— Written exercise —
Write the listing below out again exactly, dropping the images.
===== Material supplied
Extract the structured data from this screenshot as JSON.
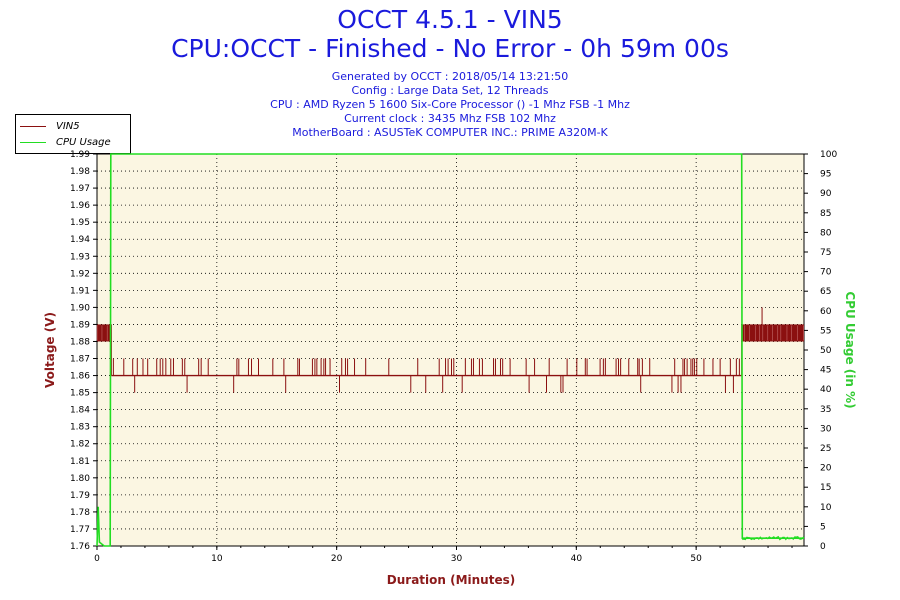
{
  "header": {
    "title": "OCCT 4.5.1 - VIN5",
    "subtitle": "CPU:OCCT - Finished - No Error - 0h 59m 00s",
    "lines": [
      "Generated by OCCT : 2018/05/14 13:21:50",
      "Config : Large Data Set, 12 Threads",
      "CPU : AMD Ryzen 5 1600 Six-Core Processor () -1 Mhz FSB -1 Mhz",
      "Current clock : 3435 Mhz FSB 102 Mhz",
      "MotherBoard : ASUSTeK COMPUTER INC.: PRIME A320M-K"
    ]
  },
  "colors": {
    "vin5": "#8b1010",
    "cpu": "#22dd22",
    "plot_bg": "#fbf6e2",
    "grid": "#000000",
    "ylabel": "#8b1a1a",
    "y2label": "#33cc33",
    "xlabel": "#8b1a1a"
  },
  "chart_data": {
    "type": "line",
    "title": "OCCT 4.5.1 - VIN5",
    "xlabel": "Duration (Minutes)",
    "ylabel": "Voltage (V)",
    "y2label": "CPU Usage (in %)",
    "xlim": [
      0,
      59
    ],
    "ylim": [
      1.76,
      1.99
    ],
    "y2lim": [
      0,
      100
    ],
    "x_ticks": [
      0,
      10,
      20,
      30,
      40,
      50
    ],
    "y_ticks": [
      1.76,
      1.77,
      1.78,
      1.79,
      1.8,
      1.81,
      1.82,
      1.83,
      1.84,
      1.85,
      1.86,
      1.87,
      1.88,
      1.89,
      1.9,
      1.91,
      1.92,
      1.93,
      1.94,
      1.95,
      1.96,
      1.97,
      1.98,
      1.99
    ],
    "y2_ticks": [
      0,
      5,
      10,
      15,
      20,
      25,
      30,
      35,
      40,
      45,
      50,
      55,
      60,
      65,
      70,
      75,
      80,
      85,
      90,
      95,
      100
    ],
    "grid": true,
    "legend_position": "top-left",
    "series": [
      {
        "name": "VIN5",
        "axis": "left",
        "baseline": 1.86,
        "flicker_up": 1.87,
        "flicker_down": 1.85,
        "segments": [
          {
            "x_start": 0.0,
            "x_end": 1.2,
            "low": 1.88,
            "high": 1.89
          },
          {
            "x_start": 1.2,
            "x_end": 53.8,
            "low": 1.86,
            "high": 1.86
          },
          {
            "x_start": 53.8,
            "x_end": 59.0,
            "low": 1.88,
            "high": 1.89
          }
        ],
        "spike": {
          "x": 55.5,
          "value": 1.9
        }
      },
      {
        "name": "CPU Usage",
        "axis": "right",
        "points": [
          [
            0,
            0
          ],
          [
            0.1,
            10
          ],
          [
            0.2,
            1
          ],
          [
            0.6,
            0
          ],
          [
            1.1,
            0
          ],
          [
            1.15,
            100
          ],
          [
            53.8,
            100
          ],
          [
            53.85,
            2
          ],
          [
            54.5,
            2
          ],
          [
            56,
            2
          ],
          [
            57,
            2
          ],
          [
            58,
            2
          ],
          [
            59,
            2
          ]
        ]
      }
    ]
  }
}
==========
— Result for this task —
Extract the structured data from this screenshot as JSON.
{
  "header": {
    "title": "OCCT 4.5.1 - VIN5",
    "subtitle": "CPU:OCCT - Finished - No Error - 0h 59m 00s",
    "lines": [
      "Generated by OCCT : 2018/05/14 13:21:50",
      "Config : Large Data Set, 12 Threads",
      "CPU : AMD Ryzen 5 1600 Six-Core Processor () -1 Mhz FSB -1 Mhz",
      "Current clock : 3435 Mhz FSB 102 Mhz",
      "MotherBoard : ASUSTeK COMPUTER INC.: PRIME A320M-K"
    ]
  },
  "colors": {
    "vin5": "#8b1010",
    "cpu": "#22dd22",
    "plot_bg": "#fbf6e2",
    "grid": "#000000",
    "ylabel": "#8b1a1a",
    "y2label": "#33cc33",
    "xlabel": "#8b1a1a"
  },
  "chart_data": {
    "type": "line",
    "title": "OCCT 4.5.1 - VIN5",
    "xlabel": "Duration (Minutes)",
    "ylabel": "Voltage (V)",
    "y2label": "CPU Usage (in %)",
    "xlim": [
      0,
      59
    ],
    "ylim": [
      1.76,
      1.99
    ],
    "y2lim": [
      0,
      100
    ],
    "x_ticks": [
      0,
      10,
      20,
      30,
      40,
      50
    ],
    "y_ticks": [
      1.76,
      1.77,
      1.78,
      1.79,
      1.8,
      1.81,
      1.82,
      1.83,
      1.84,
      1.85,
      1.86,
      1.87,
      1.88,
      1.89,
      1.9,
      1.91,
      1.92,
      1.93,
      1.94,
      1.95,
      1.96,
      1.97,
      1.98,
      1.99
    ],
    "y2_ticks": [
      0,
      5,
      10,
      15,
      20,
      25,
      30,
      35,
      40,
      45,
      50,
      55,
      60,
      65,
      70,
      75,
      80,
      85,
      90,
      95,
      100
    ],
    "grid": true,
    "legend_position": "top-left",
    "series": [
      {
        "name": "VIN5",
        "axis": "left",
        "baseline": 1.86,
        "flicker_up": 1.87,
        "flicker_down": 1.85,
        "segments": [
          {
            "x_start": 0.0,
            "x_end": 1.2,
            "low": 1.88,
            "high": 1.89
          },
          {
            "x_start": 1.2,
            "x_end": 53.8,
            "low": 1.86,
            "high": 1.86
          },
          {
            "x_start": 53.8,
            "x_end": 59.0,
            "low": 1.88,
            "high": 1.89
          }
        ],
        "spike": {
          "x": 55.5,
          "value": 1.9
        }
      },
      {
        "name": "CPU Usage",
        "axis": "right",
        "points": [
          [
            0,
            0
          ],
          [
            0.1,
            10
          ],
          [
            0.2,
            1
          ],
          [
            0.6,
            0
          ],
          [
            1.1,
            0
          ],
          [
            1.15,
            100
          ],
          [
            53.8,
            100
          ],
          [
            53.85,
            2
          ],
          [
            54.5,
            2
          ],
          [
            56,
            2
          ],
          [
            57,
            2
          ],
          [
            58,
            2
          ],
          [
            59,
            2
          ]
        ]
      }
    ]
  }
}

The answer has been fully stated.